(Data listing)
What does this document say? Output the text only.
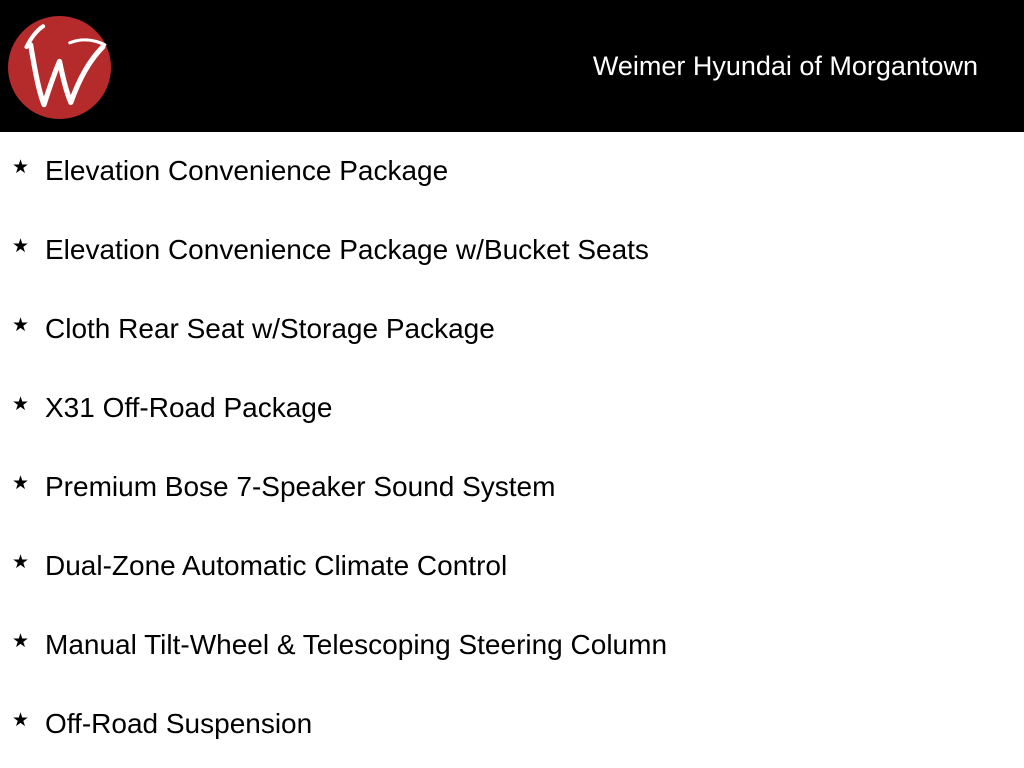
Weimer Hyundai of Morgantown
★ Elevation Convenience Package
★ Elevation Convenience Package w/Bucket Seats
★ Cloth Rear Seat w/Storage Package
★ X31 Off-Road Package
★ Premium Bose 7-Speaker Sound System
★ Dual-Zone Automatic Climate Control
★ Manual Tilt-Wheel & Telescoping Steering Column
★ Off-Road Suspension
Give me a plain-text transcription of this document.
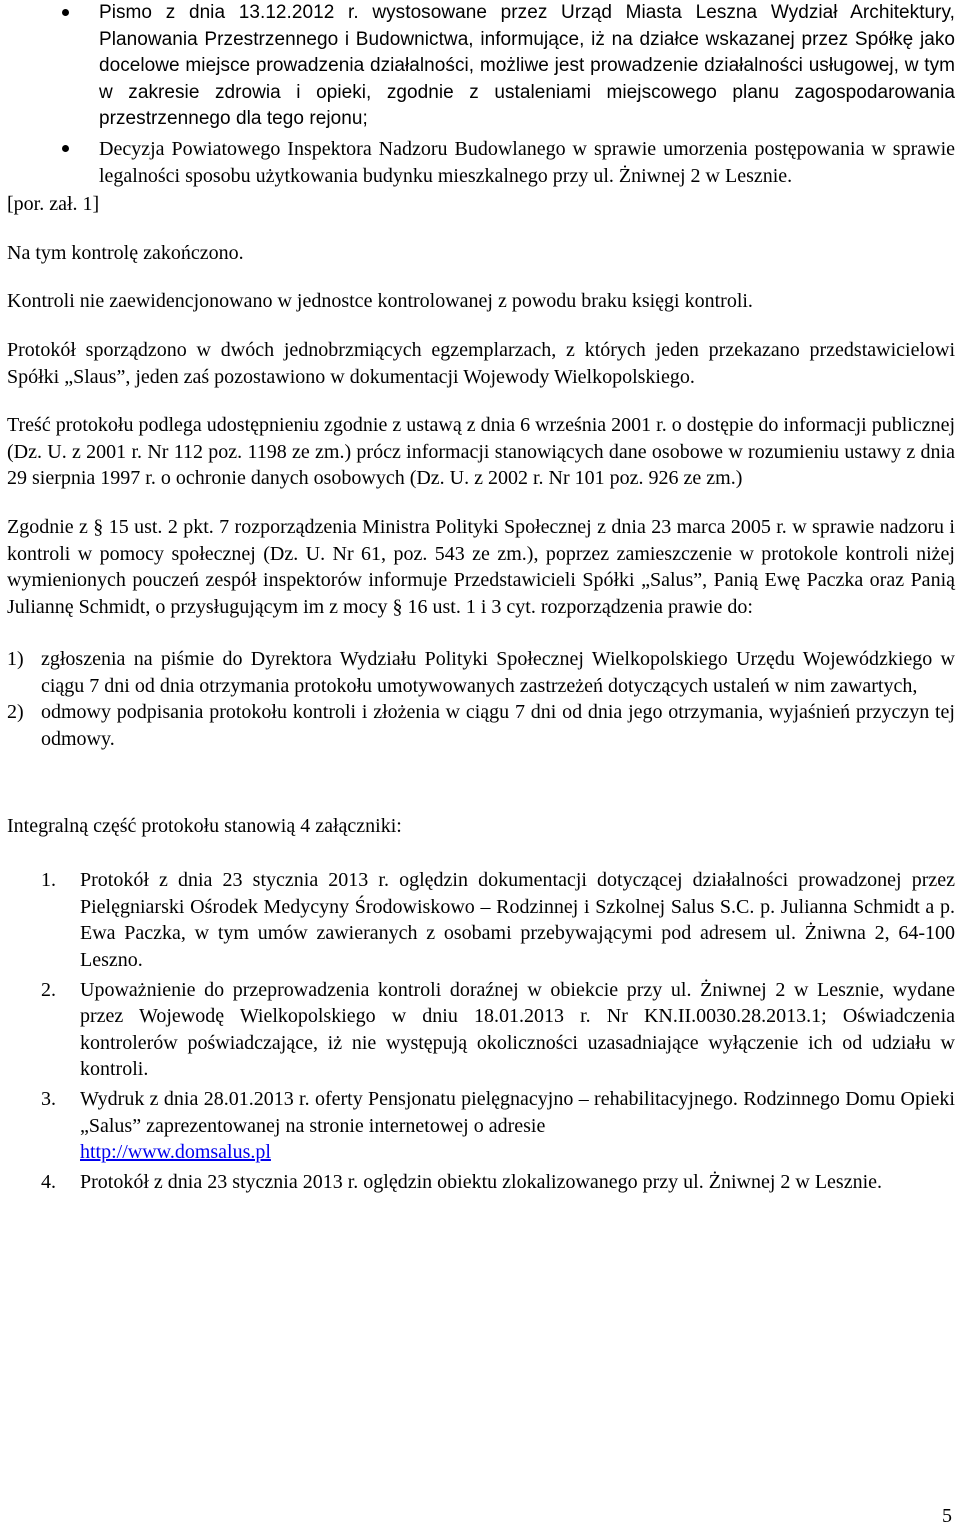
Pismo z dnia 13.12.2012 r. wystosowane przez Urząd Miasta Leszna Wydział Architektury, Planowania Przestrzennego i Budownictwa, informujące, iż na działce wskazanej przez Spółkę jako docelowe miejsce prowadzenia działalności, możliwe jest prowadzenie działalności usługowej, w tym w zakresie zdrowia i opieki, zgodnie z ustaleniami miejscowego planu zagospodarowania przestrzennego dla tego rejonu;
Decyzja Powiatowego Inspektora Nadzoru Budowlanego w sprawie umorzenia postępowania w sprawie legalności sposobu użytkowania budynku mieszkalnego przy ul. Żniwnej 2 w Lesznie.

[por. zał. 1]

Na tym kontrolę zakończono.

Kontroli nie zaewidencjonowano w jednostce kontrolowanej z powodu braku księgi kontroli.

Protokół sporządzono w dwóch jednobrzmiących egzemplarzach, z których jeden przekazano przedstawicielowi Spółki „Slaus”, jeden zaś pozostawiono w dokumentacji Wojewody Wielkopolskiego.

Treść protokołu podlega udostępnieniu zgodnie z ustawą z dnia 6 września 2001 r. o dostępie do informacji publicznej (Dz. U. z 2001 r. Nr 112 poz. 1198 ze zm.) prócz informacji stanowiących dane osobowe w rozumieniu ustawy z dnia 29 sierpnia 1997 r. o ochronie danych osobowych (Dz. U. z 2002 r. Nr 101 poz. 926 ze zm.)

Zgodnie z § 15 ust. 2 pkt. 7 rozporządzenia Ministra Polityki Społecznej z dnia 23 marca 2005 r. w sprawie nadzoru i kontroli w pomocy społecznej (Dz. U. Nr 61, poz. 543 ze zm.), poprzez zamieszczenie w protokole kontroli niżej wymienionych pouczeń zespół inspektorów informuje Przedstawicieli Spółki „Salus”, Panią Ewę Paczka oraz Panią Juliannę Schmidt, o przysługującym im z mocy § 16 ust. 1 i 3 cyt. rozporządzenia prawie do:

1) zgłoszenia na piśmie do Dyrektora Wydziału Polityki Społecznej Wielkopolskiego Urzędu Wojewódzkiego w ciągu 7 dni od dnia otrzymania protokołu umotywowanych zastrzeżeń dotyczących ustaleń w nim zawartych,
2) odmowy podpisania protokołu kontroli i złożenia w ciągu 7 dni od dnia jego otrzymania, wyjaśnień przyczyn tej odmowy.

Integralną część protokołu stanowią 4 załączniki:

1. Protokół z dnia 23 stycznia 2013 r. oględzin dokumentacji dotyczącej działalności prowadzonej przez Pielęgniarski Ośrodek Medycyny Środowiskowo – Rodzinnej i Szkolnej Salus S.C. p. Julianna Schmidt a p. Ewa Paczka, w tym umów zawieranych z osobami przebywającymi pod adresem ul. Żniwna 2, 64-100 Leszno.
2. Upoważnienie do przeprowadzenia kontroli doraźnej w obiekcie przy ul. Żniwnej 2 w Lesznie, wydane przez Wojewodę Wielkopolskiego w dniu 18.01.2013 r. Nr KN.II.0030.28.2013.1; Oświadczenia kontrolerów poświadczające, iż nie występują okoliczności uzasadniające wyłączenie ich od udziału w kontroli.
3. Wydruk z dnia 28.01.2013 r. oferty Pensjonatu pielęgnacyjno – rehabilitacyjnego. Rodzinnego Domu Opieki „Salus” zaprezentowanej na stronie internetowej o adresie
http://www.domsalus.pl
4. Protokół z dnia 23 stycznia 2013 r. oględzin obiektu zlokalizowanego przy ul. Żniwnej 2 w Lesznie.
5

== YOUR GOAL ==
Identify each line of the material where the word "Package" shows up, and copy it.

== EXERCISE RESPONSE ==
★ Elevation Convenience Package
★ Elevation Convenience Package w/Bucket Seats
★ Cloth Rear Seat w/Storage Package
★ X31 Off-Road Package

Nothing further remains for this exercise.